> What is being asked
Take the listing and print it in full, exactly as given.

----- Data supplied -----

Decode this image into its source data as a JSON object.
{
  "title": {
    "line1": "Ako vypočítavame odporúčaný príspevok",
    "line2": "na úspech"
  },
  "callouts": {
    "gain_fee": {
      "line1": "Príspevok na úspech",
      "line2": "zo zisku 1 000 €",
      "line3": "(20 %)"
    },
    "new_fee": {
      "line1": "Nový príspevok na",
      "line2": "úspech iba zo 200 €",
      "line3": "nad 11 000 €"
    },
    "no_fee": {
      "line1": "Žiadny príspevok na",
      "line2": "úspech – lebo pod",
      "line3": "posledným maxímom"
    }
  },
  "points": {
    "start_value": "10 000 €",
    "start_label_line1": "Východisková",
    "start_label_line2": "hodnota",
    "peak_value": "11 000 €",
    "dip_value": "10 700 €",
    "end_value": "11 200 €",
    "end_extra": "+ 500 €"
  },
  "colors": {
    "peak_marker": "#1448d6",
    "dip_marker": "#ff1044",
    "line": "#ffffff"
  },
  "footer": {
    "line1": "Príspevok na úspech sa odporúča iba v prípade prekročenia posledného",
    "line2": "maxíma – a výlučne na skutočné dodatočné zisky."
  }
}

-----

> Solution to the problem
Decode this image into its source data as a JSON object.
{
  "title": {
    "line1": "Ako vypočítavame odporúčaný príspevok",
    "line2": "na úspech"
  },
  "callouts": {
    "gain_fee": {
      "line1": "Príspevok na úspech",
      "line2": "zo zisku 1 000 €",
      "line3": "(20 %)"
    },
    "new_fee": {
      "line1": "Nový príspevok na",
      "line2": "úspech iba zo 200 €",
      "line3": "nad 11 000 €"
    },
    "no_fee": {
      "line1": "Žiadny príspevok na",
      "line2": "úspech – lebo pod",
      "line3": "posledným maxímom"
    }
  },
  "points": {
    "start_value": "10 000 €",
    "start_label_line1": "Východisková",
    "start_label_line2": "hodnota",
    "peak_value": "11 000 €",
    "dip_value": "10 700 €",
    "end_value": "11 200 €",
    "end_extra": "+ 500 €"
  },
  "colors": {
    "peak_marker": "#1448d6",
    "dip_marker": "#ff1044",
    "line": "#ffffff"
  },
  "footer": {
    "line1": "Príspevok na úspech sa odporúča iba v prípade prekročenia posledného",
    "line2": "maxíma – a výlučne na skutočné dodatočné zisky."
  }
}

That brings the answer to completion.